Reproduce the listing that follows with no differences at all.

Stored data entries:

────

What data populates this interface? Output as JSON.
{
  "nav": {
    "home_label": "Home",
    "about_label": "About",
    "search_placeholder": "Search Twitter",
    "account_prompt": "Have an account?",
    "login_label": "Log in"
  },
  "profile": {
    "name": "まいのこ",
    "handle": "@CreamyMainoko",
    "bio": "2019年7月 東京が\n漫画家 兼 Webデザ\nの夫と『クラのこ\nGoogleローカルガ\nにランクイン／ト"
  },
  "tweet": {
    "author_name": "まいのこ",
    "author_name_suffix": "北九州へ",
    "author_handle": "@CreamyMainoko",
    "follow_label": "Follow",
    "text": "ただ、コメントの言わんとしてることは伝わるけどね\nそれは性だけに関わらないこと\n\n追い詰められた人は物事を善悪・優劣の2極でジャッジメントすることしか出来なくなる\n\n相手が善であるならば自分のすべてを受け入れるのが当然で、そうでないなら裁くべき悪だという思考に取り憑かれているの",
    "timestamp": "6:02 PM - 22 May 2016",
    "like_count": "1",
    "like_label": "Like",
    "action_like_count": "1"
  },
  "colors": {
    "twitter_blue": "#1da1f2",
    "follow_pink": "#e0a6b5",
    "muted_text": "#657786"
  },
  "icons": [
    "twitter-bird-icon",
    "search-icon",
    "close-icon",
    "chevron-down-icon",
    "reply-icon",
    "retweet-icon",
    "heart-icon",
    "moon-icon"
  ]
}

────

#### Answer for the task
What data populates this interface? Output as JSON.
{
  "nav": {
    "home_label": "Home",
    "about_label": "About",
    "search_placeholder": "Search Twitter",
    "account_prompt": "Have an account?",
    "login_label": "Log in"
  },
  "profile": {
    "name": "まいのこ",
    "handle": "@CreamyMainoko",
    "bio": "2019年7月 東京が\n漫画家 兼 Webデザ\nの夫と『クラのこ\nGoogleローカルガ\nにランクイン／ト"
  },
  "tweet": {
    "author_name": "まいのこ",
    "author_name_suffix": "北九州へ",
    "author_handle": "@CreamyMainoko",
    "follow_label": "Follow",
    "text": "ただ、コメントの言わんとしてることは伝わるけどね\nそれは性だけに関わらないこと\n\n追い詰められた人は物事を善悪・優劣の2極でジャッジメントすることしか出来なくなる\n\n相手が善であるならば自分のすべてを受け入れるのが当然で、そうでないなら裁くべき悪だという思考に取り憑かれているの",
    "timestamp": "6:02 PM - 22 May 2016",
    "like_count": "1",
    "like_label": "Like",
    "action_like_count": "1"
  },
  "colors": {
    "twitter_blue": "#1da1f2",
    "follow_pink": "#e0a6b5",
    "muted_text": "#657786"
  },
  "icons": [
    "twitter-bird-icon",
    "search-icon",
    "close-icon",
    "chevron-down-icon",
    "reply-icon",
    "retweet-icon",
    "heart-icon",
    "moon-icon"
  ]
}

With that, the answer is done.